EXERCISE » Send back the records in full, character for character.

Records from a dataset:
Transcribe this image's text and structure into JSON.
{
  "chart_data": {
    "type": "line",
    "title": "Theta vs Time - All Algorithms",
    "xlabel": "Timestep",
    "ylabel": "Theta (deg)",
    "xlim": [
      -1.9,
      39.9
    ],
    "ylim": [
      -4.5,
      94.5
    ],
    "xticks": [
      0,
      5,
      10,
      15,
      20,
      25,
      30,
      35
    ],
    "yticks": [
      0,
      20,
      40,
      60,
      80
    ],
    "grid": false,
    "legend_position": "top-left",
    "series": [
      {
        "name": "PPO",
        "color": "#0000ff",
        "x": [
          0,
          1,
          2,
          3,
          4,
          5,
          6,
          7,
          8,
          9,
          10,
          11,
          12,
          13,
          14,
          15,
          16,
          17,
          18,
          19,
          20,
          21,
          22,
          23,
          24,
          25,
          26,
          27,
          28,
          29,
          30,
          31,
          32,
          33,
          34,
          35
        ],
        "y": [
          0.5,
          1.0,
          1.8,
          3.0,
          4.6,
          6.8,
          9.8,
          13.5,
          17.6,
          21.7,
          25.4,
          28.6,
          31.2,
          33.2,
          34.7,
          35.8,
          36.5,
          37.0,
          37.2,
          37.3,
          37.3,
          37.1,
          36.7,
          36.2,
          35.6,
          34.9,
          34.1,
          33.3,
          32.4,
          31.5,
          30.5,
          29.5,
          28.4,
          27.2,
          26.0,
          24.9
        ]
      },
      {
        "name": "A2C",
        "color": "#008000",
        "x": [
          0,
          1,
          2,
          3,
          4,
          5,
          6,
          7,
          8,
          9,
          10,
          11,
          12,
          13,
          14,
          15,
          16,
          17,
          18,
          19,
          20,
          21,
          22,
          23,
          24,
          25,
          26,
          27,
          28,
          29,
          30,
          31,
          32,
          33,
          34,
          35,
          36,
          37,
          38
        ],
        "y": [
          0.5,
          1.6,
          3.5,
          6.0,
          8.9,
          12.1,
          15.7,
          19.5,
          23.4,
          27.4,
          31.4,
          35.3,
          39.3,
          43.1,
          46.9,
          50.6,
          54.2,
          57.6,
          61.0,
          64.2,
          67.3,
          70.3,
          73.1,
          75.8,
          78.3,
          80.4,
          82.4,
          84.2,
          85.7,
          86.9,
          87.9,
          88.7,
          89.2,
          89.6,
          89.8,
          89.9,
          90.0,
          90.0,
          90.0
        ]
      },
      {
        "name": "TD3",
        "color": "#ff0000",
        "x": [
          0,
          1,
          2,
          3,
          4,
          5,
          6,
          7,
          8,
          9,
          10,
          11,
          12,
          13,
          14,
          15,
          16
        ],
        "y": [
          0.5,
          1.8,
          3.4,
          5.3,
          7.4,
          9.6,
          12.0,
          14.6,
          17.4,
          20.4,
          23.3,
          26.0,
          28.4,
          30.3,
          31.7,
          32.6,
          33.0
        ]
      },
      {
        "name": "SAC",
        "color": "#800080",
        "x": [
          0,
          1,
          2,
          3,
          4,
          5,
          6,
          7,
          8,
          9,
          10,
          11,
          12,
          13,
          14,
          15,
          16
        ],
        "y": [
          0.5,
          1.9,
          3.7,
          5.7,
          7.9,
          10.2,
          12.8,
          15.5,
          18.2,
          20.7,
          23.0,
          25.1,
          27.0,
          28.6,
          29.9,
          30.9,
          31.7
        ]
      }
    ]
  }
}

RIGHT ANSWER »
Transcribe this image's text and structure into JSON.
{
  "chart_data": {
    "type": "line",
    "title": "Theta vs Time - All Algorithms",
    "xlabel": "Timestep",
    "ylabel": "Theta (deg)",
    "xlim": [
      -1.9,
      39.9
    ],
    "ylim": [
      -4.5,
      94.5
    ],
    "xticks": [
      0,
      5,
      10,
      15,
      20,
      25,
      30,
      35
    ],
    "yticks": [
      0,
      20,
      40,
      60,
      80
    ],
    "grid": false,
    "legend_position": "top-left",
    "series": [
      {
        "name": "PPO",
        "color": "#0000ff",
        "x": [
          0,
          1,
          2,
          3,
          4,
          5,
          6,
          7,
          8,
          9,
          10,
          11,
          12,
          13,
          14,
          15,
          16,
          17,
          18,
          19,
          20,
          21,
          22,
          23,
          24,
          25,
          26,
          27,
          28,
          29,
          30,
          31,
          32,
          33,
          34,
          35
        ],
        "y": [
          0.5,
          1.0,
          1.8,
          3.0,
          4.6,
          6.8,
          9.8,
          13.5,
          17.6,
          21.7,
          25.4,
          28.6,
          31.2,
          33.2,
          34.7,
          35.8,
          36.5,
          37.0,
          37.2,
          37.3,
          37.3,
          37.1,
          36.7,
          36.2,
          35.6,
          34.9,
          34.1,
          33.3,
          32.4,
          31.5,
          30.5,
          29.5,
          28.4,
          27.2,
          26.0,
          24.9
        ]
      },
      {
        "name": "A2C",
        "color": "#008000",
        "x": [
          0,
          1,
          2,
          3,
          4,
          5,
          6,
          7,
          8,
          9,
          10,
          11,
          12,
          13,
          14,
          15,
          16,
          17,
          18,
          19,
          20,
          21,
          22,
          23,
          24,
          25,
          26,
          27,
          28,
          29,
          30,
          31,
          32,
          33,
          34,
          35,
          36,
          37,
          38
        ],
        "y": [
          0.5,
          1.6,
          3.5,
          6.0,
          8.9,
          12.1,
          15.7,
          19.5,
          23.4,
          27.4,
          31.4,
          35.3,
          39.3,
          43.1,
          46.9,
          50.6,
          54.2,
          57.6,
          61.0,
          64.2,
          67.3,
          70.3,
          73.1,
          75.8,
          78.3,
          80.4,
          82.4,
          84.2,
          85.7,
          86.9,
          87.9,
          88.7,
          89.2,
          89.6,
          89.8,
          89.9,
          90.0,
          90.0,
          90.0
        ]
      },
      {
        "name": "TD3",
        "color": "#ff0000",
        "x": [
          0,
          1,
          2,
          3,
          4,
          5,
          6,
          7,
          8,
          9,
          10,
          11,
          12,
          13,
          14,
          15,
          16
        ],
        "y": [
          0.5,
          1.8,
          3.4,
          5.3,
          7.4,
          9.6,
          12.0,
          14.6,
          17.4,
          20.4,
          23.3,
          26.0,
          28.4,
          30.3,
          31.7,
          32.6,
          33.0
        ]
      },
      {
        "name": "SAC",
        "color": "#800080",
        "x": [
          0,
          1,
          2,
          3,
          4,
          5,
          6,
          7,
          8,
          9,
          10,
          11,
          12,
          13,
          14,
          15,
          16
        ],
        "y": [
          0.5,
          1.9,
          3.7,
          5.7,
          7.9,
          10.2,
          12.8,
          15.5,
          18.2,
          20.7,
          23.0,
          25.1,
          27.0,
          28.6,
          29.9,
          30.9,
          31.7
        ]
      }
    ]
  }
}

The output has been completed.